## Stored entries
┄┄┄┄┄┄

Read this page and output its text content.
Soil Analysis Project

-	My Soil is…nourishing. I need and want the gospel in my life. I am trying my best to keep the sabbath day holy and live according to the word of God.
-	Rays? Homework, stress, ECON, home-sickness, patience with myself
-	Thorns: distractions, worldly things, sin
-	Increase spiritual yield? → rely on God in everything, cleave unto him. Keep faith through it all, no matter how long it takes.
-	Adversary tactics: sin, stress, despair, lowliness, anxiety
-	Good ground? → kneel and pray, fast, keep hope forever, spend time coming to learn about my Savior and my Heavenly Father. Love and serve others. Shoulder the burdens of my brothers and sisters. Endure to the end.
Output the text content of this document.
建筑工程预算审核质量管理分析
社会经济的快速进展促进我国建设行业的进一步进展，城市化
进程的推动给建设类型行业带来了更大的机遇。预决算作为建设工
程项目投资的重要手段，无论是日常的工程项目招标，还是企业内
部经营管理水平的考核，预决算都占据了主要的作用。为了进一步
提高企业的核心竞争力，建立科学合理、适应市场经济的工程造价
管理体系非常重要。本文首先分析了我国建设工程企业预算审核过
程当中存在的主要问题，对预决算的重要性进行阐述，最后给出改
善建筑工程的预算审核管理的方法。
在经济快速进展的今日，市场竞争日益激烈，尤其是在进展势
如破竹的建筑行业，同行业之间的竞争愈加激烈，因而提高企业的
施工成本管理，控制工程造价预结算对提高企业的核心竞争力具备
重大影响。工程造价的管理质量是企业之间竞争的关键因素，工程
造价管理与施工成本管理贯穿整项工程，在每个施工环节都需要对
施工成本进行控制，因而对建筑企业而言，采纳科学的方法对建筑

┄┄┄┄┄┄

## Written task
Your task is to gather all lines from the entries above that hold the word "this".

## Full response
Read this page and output its text content.
Output the text content of this document.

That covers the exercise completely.